** start of Data provided **

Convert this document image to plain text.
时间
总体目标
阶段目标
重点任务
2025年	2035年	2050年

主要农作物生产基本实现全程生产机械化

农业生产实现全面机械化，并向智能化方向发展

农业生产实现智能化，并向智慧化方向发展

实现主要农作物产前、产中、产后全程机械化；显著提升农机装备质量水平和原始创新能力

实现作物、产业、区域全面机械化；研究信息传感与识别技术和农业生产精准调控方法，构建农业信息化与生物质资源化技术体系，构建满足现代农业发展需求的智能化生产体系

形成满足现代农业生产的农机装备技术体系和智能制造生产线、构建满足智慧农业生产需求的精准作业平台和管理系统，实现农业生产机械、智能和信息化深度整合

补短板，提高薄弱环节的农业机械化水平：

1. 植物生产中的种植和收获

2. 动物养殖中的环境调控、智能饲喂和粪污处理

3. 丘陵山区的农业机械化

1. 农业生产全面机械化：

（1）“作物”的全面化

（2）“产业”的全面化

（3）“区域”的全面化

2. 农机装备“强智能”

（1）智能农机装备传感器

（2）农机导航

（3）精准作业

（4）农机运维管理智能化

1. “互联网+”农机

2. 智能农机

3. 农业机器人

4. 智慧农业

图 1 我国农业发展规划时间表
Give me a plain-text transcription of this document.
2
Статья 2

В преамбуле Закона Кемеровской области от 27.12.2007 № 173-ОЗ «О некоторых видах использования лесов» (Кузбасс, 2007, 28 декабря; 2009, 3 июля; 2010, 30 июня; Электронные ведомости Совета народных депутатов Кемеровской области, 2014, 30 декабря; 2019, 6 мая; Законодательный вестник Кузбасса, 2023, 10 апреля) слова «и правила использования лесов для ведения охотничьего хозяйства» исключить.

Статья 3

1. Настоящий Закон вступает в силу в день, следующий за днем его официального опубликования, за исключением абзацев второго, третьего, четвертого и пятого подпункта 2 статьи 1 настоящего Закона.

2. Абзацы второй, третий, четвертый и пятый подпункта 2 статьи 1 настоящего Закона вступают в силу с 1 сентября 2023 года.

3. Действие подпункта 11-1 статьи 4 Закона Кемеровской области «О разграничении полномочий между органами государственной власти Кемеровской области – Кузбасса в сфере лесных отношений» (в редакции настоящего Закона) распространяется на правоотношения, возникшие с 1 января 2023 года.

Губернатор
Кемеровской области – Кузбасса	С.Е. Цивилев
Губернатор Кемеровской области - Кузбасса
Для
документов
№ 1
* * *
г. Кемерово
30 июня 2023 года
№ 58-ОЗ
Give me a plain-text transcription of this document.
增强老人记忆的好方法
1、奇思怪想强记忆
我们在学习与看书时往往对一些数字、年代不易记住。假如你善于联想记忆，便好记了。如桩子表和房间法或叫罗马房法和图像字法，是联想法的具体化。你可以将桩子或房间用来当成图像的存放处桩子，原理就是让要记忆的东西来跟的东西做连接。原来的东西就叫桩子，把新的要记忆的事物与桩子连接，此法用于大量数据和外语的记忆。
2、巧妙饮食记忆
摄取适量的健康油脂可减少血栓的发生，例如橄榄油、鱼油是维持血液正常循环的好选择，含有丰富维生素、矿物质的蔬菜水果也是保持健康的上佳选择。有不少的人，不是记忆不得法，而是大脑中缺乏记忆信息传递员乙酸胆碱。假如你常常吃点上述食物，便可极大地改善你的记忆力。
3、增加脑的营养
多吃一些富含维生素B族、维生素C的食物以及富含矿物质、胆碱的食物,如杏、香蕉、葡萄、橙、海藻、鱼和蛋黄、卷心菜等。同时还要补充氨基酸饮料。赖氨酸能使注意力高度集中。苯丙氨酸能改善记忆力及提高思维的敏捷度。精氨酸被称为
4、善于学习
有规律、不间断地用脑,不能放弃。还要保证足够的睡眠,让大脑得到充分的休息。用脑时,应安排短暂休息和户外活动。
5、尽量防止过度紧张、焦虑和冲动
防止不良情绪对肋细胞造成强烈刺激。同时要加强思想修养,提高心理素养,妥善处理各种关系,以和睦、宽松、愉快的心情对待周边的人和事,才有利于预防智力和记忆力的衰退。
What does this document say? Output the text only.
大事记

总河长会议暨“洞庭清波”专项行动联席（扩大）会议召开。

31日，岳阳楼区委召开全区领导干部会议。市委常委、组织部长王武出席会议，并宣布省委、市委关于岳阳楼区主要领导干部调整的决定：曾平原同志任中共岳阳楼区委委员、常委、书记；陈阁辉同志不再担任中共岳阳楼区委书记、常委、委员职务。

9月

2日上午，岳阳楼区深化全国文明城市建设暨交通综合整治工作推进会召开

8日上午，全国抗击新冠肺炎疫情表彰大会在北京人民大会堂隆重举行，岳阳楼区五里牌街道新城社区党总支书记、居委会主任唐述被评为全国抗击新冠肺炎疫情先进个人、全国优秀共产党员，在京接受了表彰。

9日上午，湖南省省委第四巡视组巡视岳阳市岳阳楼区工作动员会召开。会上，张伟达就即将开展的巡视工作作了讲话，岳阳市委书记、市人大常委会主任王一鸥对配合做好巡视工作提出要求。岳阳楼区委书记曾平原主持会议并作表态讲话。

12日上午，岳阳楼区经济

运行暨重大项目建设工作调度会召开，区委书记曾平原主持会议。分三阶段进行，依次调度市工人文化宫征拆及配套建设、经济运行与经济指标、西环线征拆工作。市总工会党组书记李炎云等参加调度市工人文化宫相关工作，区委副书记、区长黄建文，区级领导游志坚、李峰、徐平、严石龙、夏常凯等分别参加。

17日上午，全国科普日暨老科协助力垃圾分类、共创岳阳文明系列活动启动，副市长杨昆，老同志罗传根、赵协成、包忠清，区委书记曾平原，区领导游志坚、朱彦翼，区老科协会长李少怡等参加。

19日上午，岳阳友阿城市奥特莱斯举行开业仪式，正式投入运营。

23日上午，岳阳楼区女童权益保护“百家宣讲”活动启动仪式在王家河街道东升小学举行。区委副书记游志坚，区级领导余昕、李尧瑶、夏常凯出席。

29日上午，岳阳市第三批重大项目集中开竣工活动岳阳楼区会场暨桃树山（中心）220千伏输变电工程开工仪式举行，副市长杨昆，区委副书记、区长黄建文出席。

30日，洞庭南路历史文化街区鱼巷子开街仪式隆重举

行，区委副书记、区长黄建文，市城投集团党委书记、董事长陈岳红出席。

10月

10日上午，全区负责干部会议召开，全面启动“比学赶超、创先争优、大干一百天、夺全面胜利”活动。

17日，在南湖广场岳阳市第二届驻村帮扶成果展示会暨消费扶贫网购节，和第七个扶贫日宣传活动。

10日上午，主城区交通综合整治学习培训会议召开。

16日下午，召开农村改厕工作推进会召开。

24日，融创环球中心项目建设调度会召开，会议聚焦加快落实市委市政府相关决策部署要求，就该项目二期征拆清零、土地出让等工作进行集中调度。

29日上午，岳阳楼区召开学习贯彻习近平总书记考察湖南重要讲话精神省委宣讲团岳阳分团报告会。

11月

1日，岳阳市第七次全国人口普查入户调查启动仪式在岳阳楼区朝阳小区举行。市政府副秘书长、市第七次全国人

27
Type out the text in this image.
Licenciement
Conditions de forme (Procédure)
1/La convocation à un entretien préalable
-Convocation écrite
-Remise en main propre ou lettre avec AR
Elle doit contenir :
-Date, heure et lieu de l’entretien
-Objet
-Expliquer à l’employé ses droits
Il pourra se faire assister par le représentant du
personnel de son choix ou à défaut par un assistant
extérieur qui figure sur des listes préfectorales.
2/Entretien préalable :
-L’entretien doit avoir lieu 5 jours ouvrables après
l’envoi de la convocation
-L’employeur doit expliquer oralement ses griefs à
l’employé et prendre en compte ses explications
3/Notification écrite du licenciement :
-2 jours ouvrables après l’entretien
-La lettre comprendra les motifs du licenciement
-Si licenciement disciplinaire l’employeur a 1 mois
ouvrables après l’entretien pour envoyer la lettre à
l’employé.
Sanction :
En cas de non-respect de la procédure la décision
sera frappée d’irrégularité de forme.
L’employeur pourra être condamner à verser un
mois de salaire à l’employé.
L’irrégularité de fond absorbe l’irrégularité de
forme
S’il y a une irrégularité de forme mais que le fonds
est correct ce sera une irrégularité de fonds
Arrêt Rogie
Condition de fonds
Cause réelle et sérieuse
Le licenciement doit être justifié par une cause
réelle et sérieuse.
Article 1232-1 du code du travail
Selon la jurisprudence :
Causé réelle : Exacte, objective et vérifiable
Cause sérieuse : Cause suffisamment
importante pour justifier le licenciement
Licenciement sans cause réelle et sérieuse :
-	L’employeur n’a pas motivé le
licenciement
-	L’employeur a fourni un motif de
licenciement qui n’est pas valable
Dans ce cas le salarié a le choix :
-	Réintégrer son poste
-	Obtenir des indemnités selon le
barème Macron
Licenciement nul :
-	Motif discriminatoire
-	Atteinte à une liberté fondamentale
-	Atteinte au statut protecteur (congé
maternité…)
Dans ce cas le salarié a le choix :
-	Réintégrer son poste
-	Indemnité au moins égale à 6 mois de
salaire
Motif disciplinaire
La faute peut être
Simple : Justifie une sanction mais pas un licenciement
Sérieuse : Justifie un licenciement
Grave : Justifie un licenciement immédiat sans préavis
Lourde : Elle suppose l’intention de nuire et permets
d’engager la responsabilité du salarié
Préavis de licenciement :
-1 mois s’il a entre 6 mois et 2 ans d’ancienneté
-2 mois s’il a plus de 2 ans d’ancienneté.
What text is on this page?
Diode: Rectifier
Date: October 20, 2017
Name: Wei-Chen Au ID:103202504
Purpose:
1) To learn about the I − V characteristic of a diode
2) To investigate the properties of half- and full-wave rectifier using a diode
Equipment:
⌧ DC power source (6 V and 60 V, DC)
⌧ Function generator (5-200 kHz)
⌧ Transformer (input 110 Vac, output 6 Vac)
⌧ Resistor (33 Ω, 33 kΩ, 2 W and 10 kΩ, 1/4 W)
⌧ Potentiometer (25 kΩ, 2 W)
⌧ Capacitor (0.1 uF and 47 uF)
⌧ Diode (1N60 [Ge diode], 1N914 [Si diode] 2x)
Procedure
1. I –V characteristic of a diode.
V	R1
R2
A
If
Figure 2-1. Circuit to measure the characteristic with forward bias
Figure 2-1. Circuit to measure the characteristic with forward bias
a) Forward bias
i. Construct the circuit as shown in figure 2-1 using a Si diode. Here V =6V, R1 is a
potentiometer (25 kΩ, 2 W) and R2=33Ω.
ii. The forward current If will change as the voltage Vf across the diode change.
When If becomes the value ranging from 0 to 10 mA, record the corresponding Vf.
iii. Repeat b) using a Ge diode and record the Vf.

** end of Data provided **

▶ **Short problem**:
Collect, from the material above, every line containing the word "года".

▶ **Reply to the exercise**:
2. Абзацы второй, третий, четвертый и пятый подпункта 2 статьи 1 настоящего Закона вступают в силу с 1 сентября 2023 года.
3. Действие подпункта 11-1 статьи 4 Закона Кемеровской области «О разграничении полномочий между органами государственной власти Кемеровской области – Кузбасса в сфере лесных отношений» (в редакции настоящего Закона) распространяется на правоотношения, возникшие с 1 января 2023 года.
30 июня 2023 года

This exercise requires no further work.